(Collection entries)
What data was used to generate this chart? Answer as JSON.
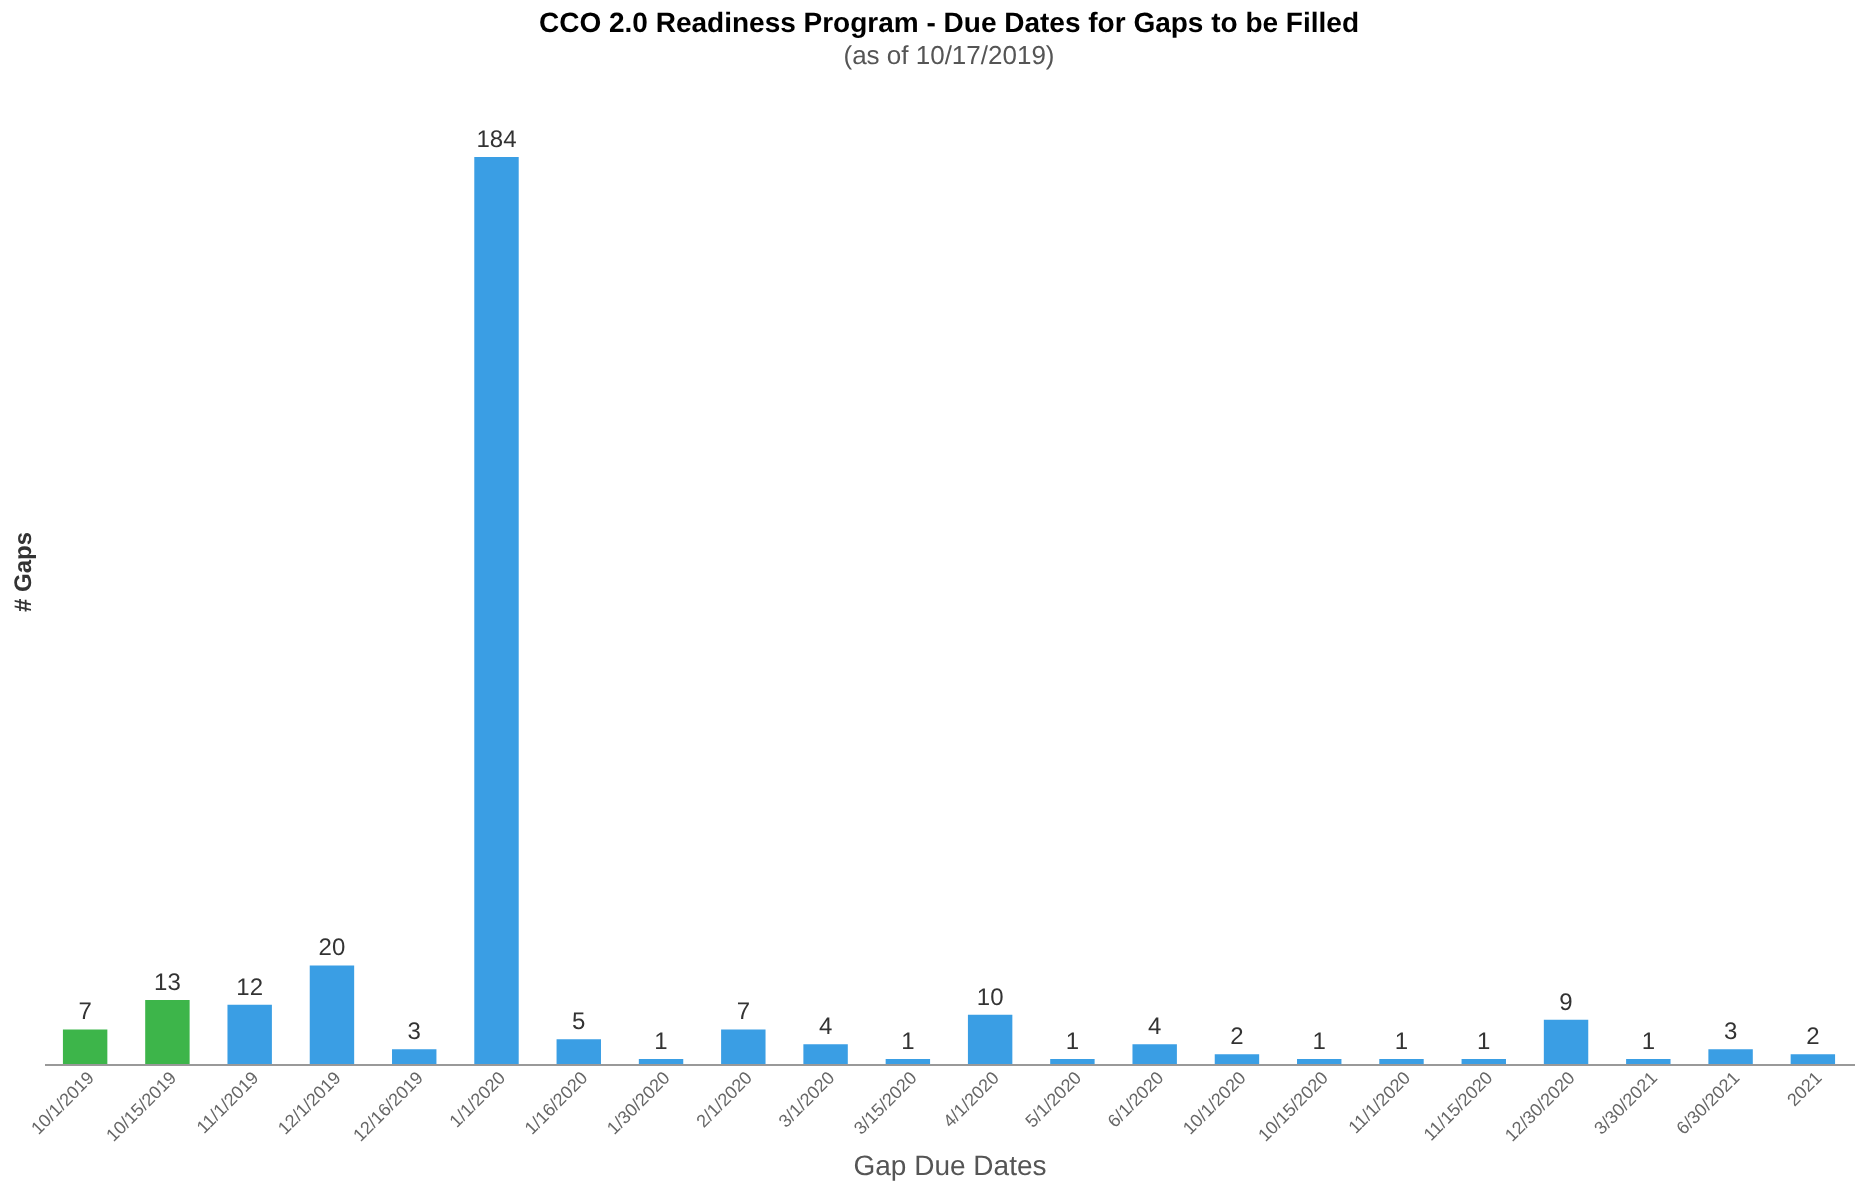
{
  "chart_data": {
    "type": "bar",
    "title": "CCO 2.0 Readiness Program - Due Dates for Gaps to be Filled",
    "subtitle": "(as of 10/17/2019)",
    "xlabel": "Gap Due Dates",
    "ylabel": "# Gaps",
    "categories": [
      "10/1/2019",
      "10/15/2019",
      "11/1/2019",
      "12/1/2019",
      "12/16/2019",
      "1/1/2020",
      "1/16/2020",
      "1/30/2020",
      "2/1/2020",
      "3/1/2020",
      "3/15/2020",
      "4/1/2020",
      "5/1/2020",
      "6/1/2020",
      "10/1/2020",
      "10/15/2020",
      "11/1/2020",
      "11/15/2020",
      "12/30/2020",
      "3/30/2021",
      "6/30/2021",
      "2021"
    ],
    "values": [
      7,
      13,
      12,
      20,
      3,
      184,
      5,
      1,
      7,
      4,
      1,
      10,
      1,
      4,
      2,
      1,
      1,
      1,
      9,
      1,
      3,
      2
    ],
    "colors": [
      "#3db54a",
      "#3db54a",
      "#3a9ee4",
      "#3a9ee4",
      "#3a9ee4",
      "#3a9ee4",
      "#3a9ee4",
      "#3a9ee4",
      "#3a9ee4",
      "#3a9ee4",
      "#3a9ee4",
      "#3a9ee4",
      "#3a9ee4",
      "#3a9ee4",
      "#3a9ee4",
      "#3a9ee4",
      "#3a9ee4",
      "#3a9ee4",
      "#3a9ee4",
      "#3a9ee4",
      "#3a9ee4",
      "#3a9ee4"
    ],
    "data_labels": true,
    "tick_labels": "x",
    "grid": false
  }
}
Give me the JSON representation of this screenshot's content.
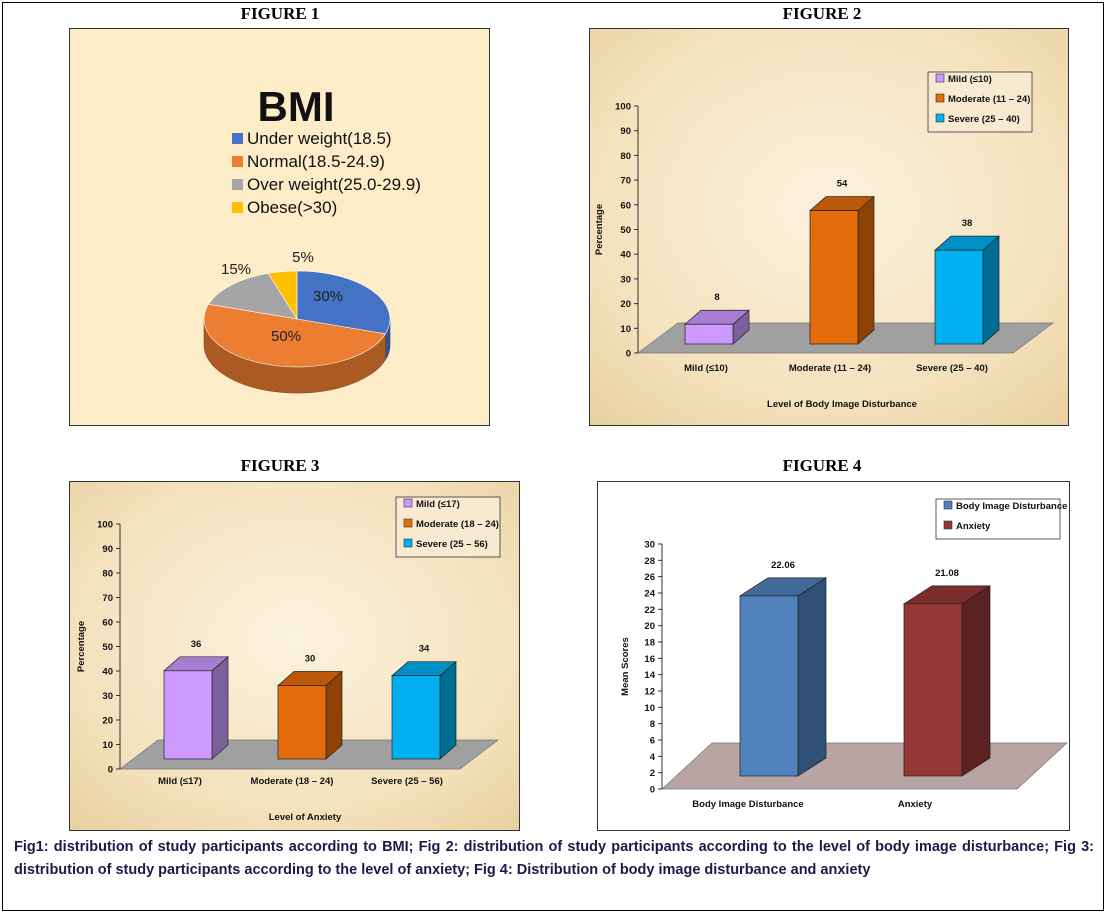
{
  "figures": [
    {
      "title": "FIGURE 1"
    },
    {
      "title": "FIGURE 2"
    },
    {
      "title": "FIGURE 3"
    },
    {
      "title": "FIGURE 4"
    }
  ],
  "caption": "Fig1:  distribution of study participants according to BMI; Fig 2: distribution of study participants according to the level of body image disturbance; Fig 3: distribution of study participants according to the level of anxiety; Fig 4: Distribution of body image disturbance and anxiety",
  "chart_data": [
    {
      "type": "pie",
      "title": "BMI",
      "categories": [
        "Under weight(18.5)",
        "Normal(18.5-24.9)",
        "Over weight(25.0-29.9)",
        "Obese(>30)"
      ],
      "values": [
        30,
        50,
        15,
        5
      ],
      "value_labels": [
        "30%",
        "50%",
        "15%",
        "5%"
      ],
      "colors": [
        "#4472c4",
        "#ed7d31",
        "#a5a5a5",
        "#ffc000"
      ],
      "legend": "top",
      "background": "#fdecc8"
    },
    {
      "type": "bar",
      "categories": [
        "Mild (≤10)",
        "Moderate (11 – 24)",
        "Severe (25 – 40)"
      ],
      "values": [
        8,
        54,
        38
      ],
      "value_labels": [
        "8",
        "54",
        "38"
      ],
      "colors": [
        "#cc99ff",
        "#e46c0a",
        "#00b0f0"
      ],
      "ylabel": "Percentage",
      "xlabel": "Level of Body Image Disturbance",
      "ylim": [
        0,
        100
      ],
      "yticks": [
        "0",
        "10",
        "20",
        "30",
        "40",
        "50",
        "60",
        "70",
        "80",
        "90",
        "100"
      ],
      "legend": "top-right"
    },
    {
      "type": "bar",
      "categories": [
        "Mild (≤17)",
        "Moderate (18 – 24)",
        "Severe (25 – 56)"
      ],
      "values": [
        36,
        30,
        34
      ],
      "value_labels": [
        "36",
        "30",
        "34"
      ],
      "colors": [
        "#cc99ff",
        "#e46c0a",
        "#00b0f0"
      ],
      "ylabel": "Percentage",
      "xlabel": "Level of Anxiety",
      "ylim": [
        0,
        100
      ],
      "yticks": [
        "0",
        "10",
        "20",
        "30",
        "40",
        "50",
        "60",
        "70",
        "80",
        "90",
        "100"
      ],
      "legend": "top-right"
    },
    {
      "type": "bar",
      "categories": [
        "Body Image Disturbance",
        "Anxiety"
      ],
      "values": [
        22.06,
        21.08
      ],
      "value_labels": [
        "22.06",
        "21.08"
      ],
      "colors": [
        "#4f81bd",
        "#953735"
      ],
      "ylabel": "Mean Scores",
      "xlabel": "",
      "ylim": [
        0,
        30
      ],
      "yticks": [
        "0",
        "2",
        "4",
        "6",
        "8",
        "10",
        "12",
        "14",
        "16",
        "18",
        "20",
        "22",
        "24",
        "26",
        "28",
        "30"
      ],
      "legend": "top-right"
    }
  ]
}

• What to produce
Without the pictures, restate all the entries above exactly.

• Result of the task
What data was used to generate this chart? Answer as JSON.
{
  "chart_data": {
    "type": "bar",
    "title": "CCO 2.0 Readiness Program - Due Dates for Gaps to be Filled",
    "subtitle": "(as of 10/17/2019)",
    "xlabel": "Gap Due Dates",
    "ylabel": "# Gaps",
    "categories": [
      "10/1/2019",
      "10/15/2019",
      "11/1/2019",
      "12/1/2019",
      "12/16/2019",
      "1/1/2020",
      "1/16/2020",
      "1/30/2020",
      "2/1/2020",
      "3/1/2020",
      "3/15/2020",
      "4/1/2020",
      "5/1/2020",
      "6/1/2020",
      "10/1/2020",
      "10/15/2020",
      "11/1/2020",
      "11/15/2020",
      "12/30/2020",
      "3/30/2021",
      "6/30/2021",
      "2021"
    ],
    "values": [
      7,
      13,
      12,
      20,
      3,
      184,
      5,
      1,
      7,
      4,
      1,
      10,
      1,
      4,
      2,
      1,
      1,
      1,
      9,
      1,
      3,
      2
    ],
    "colors": [
      "#3db54a",
      "#3db54a",
      "#3a9ee4",
      "#3a9ee4",
      "#3a9ee4",
      "#3a9ee4",
      "#3a9ee4",
      "#3a9ee4",
      "#3a9ee4",
      "#3a9ee4",
      "#3a9ee4",
      "#3a9ee4",
      "#3a9ee4",
      "#3a9ee4",
      "#3a9ee4",
      "#3a9ee4",
      "#3a9ee4",
      "#3a9ee4",
      "#3a9ee4",
      "#3a9ee4",
      "#3a9ee4",
      "#3a9ee4"
    ],
    "data_labels": true,
    "tick_labels": "x",
    "grid": false
  }
}
Give me the JSON representation of this screenshot's content.
{
  "figures": [
    {
      "title": "FIGURE 1"
    },
    {
      "title": "FIGURE 2"
    },
    {
      "title": "FIGURE 3"
    },
    {
      "title": "FIGURE 4"
    }
  ],
  "caption": "Fig1:  distribution of study participants according to BMI; Fig 2: distribution of study participants according to the level of body image disturbance; Fig 3: distribution of study participants according to the level of anxiety; Fig 4: Distribution of body image disturbance and anxiety",
  "chart_data": [
    {
      "type": "pie",
      "title": "BMI",
      "categories": [
        "Under weight(18.5)",
        "Normal(18.5-24.9)",
        "Over weight(25.0-29.9)",
        "Obese(>30)"
      ],
      "values": [
        30,
        50,
        15,
        5
      ],
      "value_labels": [
        "30%",
        "50%",
        "15%",
        "5%"
      ],
      "colors": [
        "#4472c4",
        "#ed7d31",
        "#a5a5a5",
        "#ffc000"
      ],
      "legend": "top",
      "background": "#fdecc8"
    },
    {
      "type": "bar",
      "categories": [
        "Mild (≤10)",
        "Moderate (11 – 24)",
        "Severe (25 – 40)"
      ],
      "values": [
        8,
        54,
        38
      ],
      "value_labels": [
        "8",
        "54",
        "38"
      ],
      "colors": [
        "#cc99ff",
        "#e46c0a",
        "#00b0f0"
      ],
      "ylabel": "Percentage",
      "xlabel": "Level of Body Image Disturbance",
      "ylim": [
        0,
        100
      ],
      "yticks": [
        "0",
        "10",
        "20",
        "30",
        "40",
        "50",
        "60",
        "70",
        "80",
        "90",
        "100"
      ],
      "legend": "top-right"
    },
    {
      "type": "bar",
      "categories": [
        "Mild (≤17)",
        "Moderate (18 – 24)",
        "Severe (25 – 56)"
      ],
      "values": [
        36,
        30,
        34
      ],
      "value_labels": [
        "36",
        "30",
        "34"
      ],
      "colors": [
        "#cc99ff",
        "#e46c0a",
        "#00b0f0"
      ],
      "ylabel": "Percentage",
      "xlabel": "Level of Anxiety",
      "ylim": [
        0,
        100
      ],
      "yticks": [
        "0",
        "10",
        "20",
        "30",
        "40",
        "50",
        "60",
        "70",
        "80",
        "90",
        "100"
      ],
      "legend": "top-right"
    },
    {
      "type": "bar",
      "categories": [
        "Body Image Disturbance",
        "Anxiety"
      ],
      "values": [
        22.06,
        21.08
      ],
      "value_labels": [
        "22.06",
        "21.08"
      ],
      "colors": [
        "#4f81bd",
        "#953735"
      ],
      "ylabel": "Mean Scores",
      "xlabel": "",
      "ylim": [
        0,
        30
      ],
      "yticks": [
        "0",
        "2",
        "4",
        "6",
        "8",
        "10",
        "12",
        "14",
        "16",
        "18",
        "20",
        "22",
        "24",
        "26",
        "28",
        "30"
      ],
      "legend": "top-right"
    }
  ]
}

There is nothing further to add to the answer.